_Exercise brief_
Every entry must be repeated exactly. Exclude all pictures.

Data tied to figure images
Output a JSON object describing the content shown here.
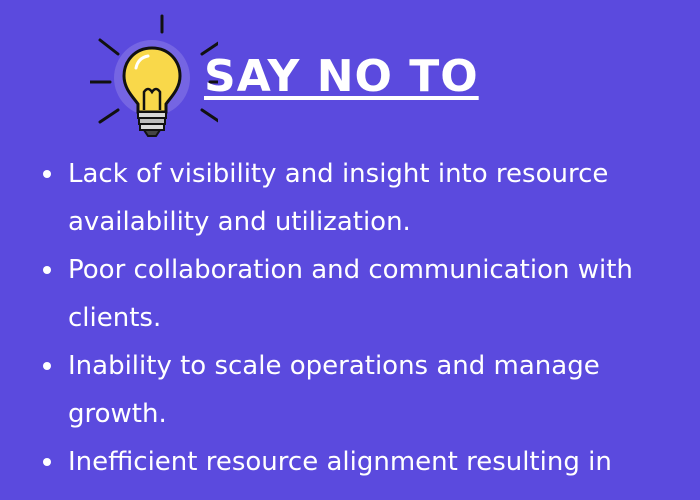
{
  "header": {
    "title": "SAY NO TO",
    "icon": "lightbulb-icon"
  },
  "bullets": [
    {
      "text": "Lack of visibility and insight into resource availability and utilization."
    },
    {
      "text": "Poor collaboration and communication with clients."
    },
    {
      "text": "Inability to scale operations and manage growth."
    },
    {
      "text": "Inefficient resource alignment resulting in"
    }
  ],
  "colors": {
    "background": "#5b4ade",
    "text": "#ffffff",
    "bulb": "#f9d84a"
  }
}
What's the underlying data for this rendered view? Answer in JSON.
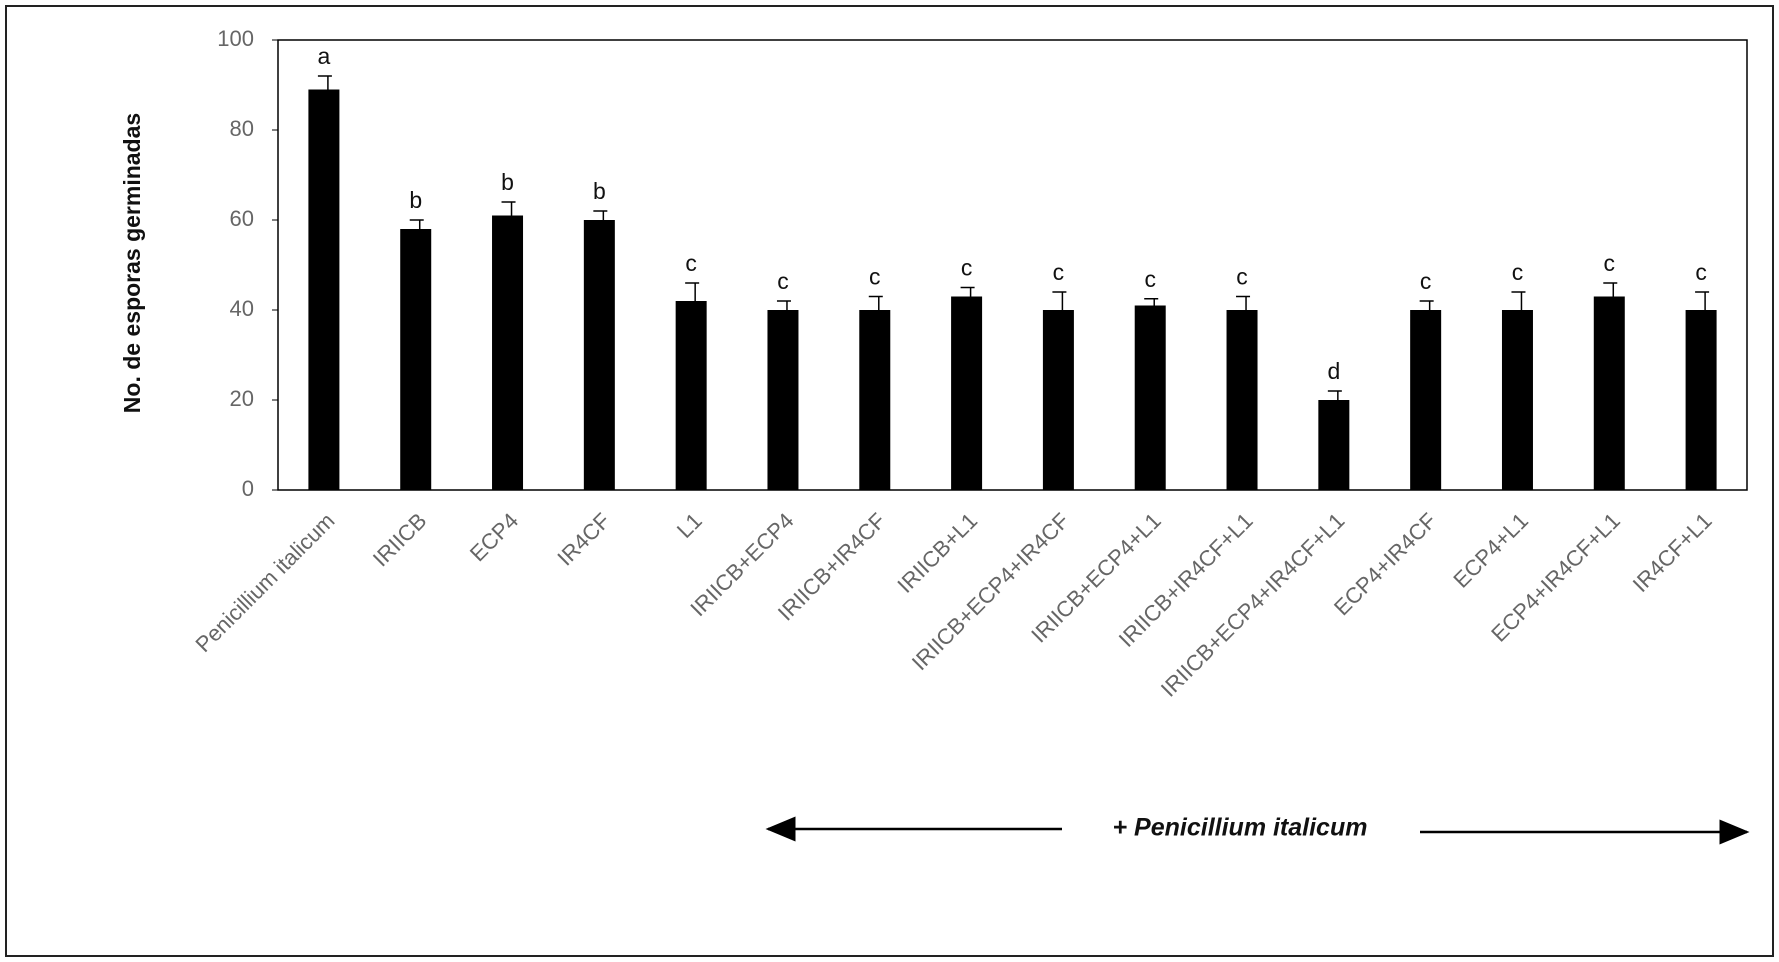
{
  "chart_data": {
    "type": "bar",
    "y_label": "No. de esporas germinadas",
    "categories": [
      "Penicillium italicum",
      "IRIICB",
      "ECP4",
      "IR4CF",
      "L1",
      "IRIICB+ECP4",
      "IRIICB+IR4CF",
      "IRIICB+L1",
      "IRIICB+ECP4+IR4CF",
      "IRIICB+ECP4+L1",
      "IRIICB+IR4CF+L1",
      "IRIICB+ECP4+IR4CF+L1",
      "ECP4+IR4CF",
      "ECP4+L1",
      "ECP4+IR4CF+L1",
      "IR4CF+L1"
    ],
    "values": [
      89,
      58,
      61,
      60,
      42,
      40,
      40,
      43,
      40,
      41,
      40,
      20,
      40,
      40,
      43,
      40
    ],
    "errors": [
      3,
      2,
      3,
      2,
      4,
      2,
      3,
      2,
      4,
      1.5,
      3,
      2,
      2,
      4,
      3,
      4
    ],
    "letters": [
      "a",
      "b",
      "b",
      "b",
      "c",
      "c",
      "c",
      "c",
      "c",
      "c",
      "c",
      "d",
      "c",
      "c",
      "c",
      "c"
    ],
    "color": "#000000",
    "ylim": [
      0,
      100
    ],
    "yticks": [
      0,
      20,
      40,
      60,
      80,
      100
    ],
    "annotation": "+ Penicillium italicum"
  }
}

_Result of this exercise_
Output a JSON object describing the content shown here.
{
  "header": {
    "title": "SAY NO TO",
    "icon": "lightbulb-icon"
  },
  "bullets": [
    {
      "text": "Lack of visibility and insight into resource availability and utilization."
    },
    {
      "text": "Poor collaboration and communication with clients."
    },
    {
      "text": "Inability to scale operations and manage growth."
    },
    {
      "text": "Inefficient resource alignment resulting in"
    }
  ],
  "colors": {
    "background": "#5b4ade",
    "text": "#ffffff",
    "bulb": "#f9d84a"
  }
}
What's the underlying data for this rendered view? Answer in JSON.
{
  "chart_data": {
    "type": "bar",
    "y_label": "No. de esporas germinadas",
    "categories": [
      "Penicillium italicum",
      "IRIICB",
      "ECP4",
      "IR4CF",
      "L1",
      "IRIICB+ECP4",
      "IRIICB+IR4CF",
      "IRIICB+L1",
      "IRIICB+ECP4+IR4CF",
      "IRIICB+ECP4+L1",
      "IRIICB+IR4CF+L1",
      "IRIICB+ECP4+IR4CF+L1",
      "ECP4+IR4CF",
      "ECP4+L1",
      "ECP4+IR4CF+L1",
      "IR4CF+L1"
    ],
    "values": [
      89,
      58,
      61,
      60,
      42,
      40,
      40,
      43,
      40,
      41,
      40,
      20,
      40,
      40,
      43,
      40
    ],
    "errors": [
      3,
      2,
      3,
      2,
      4,
      2,
      3,
      2,
      4,
      1.5,
      3,
      2,
      2,
      4,
      3,
      4
    ],
    "letters": [
      "a",
      "b",
      "b",
      "b",
      "c",
      "c",
      "c",
      "c",
      "c",
      "c",
      "c",
      "d",
      "c",
      "c",
      "c",
      "c"
    ],
    "color": "#000000",
    "ylim": [
      0,
      100
    ],
    "yticks": [
      0,
      20,
      40,
      60,
      80,
      100
    ],
    "annotation": "+ Penicillium italicum"
  }
}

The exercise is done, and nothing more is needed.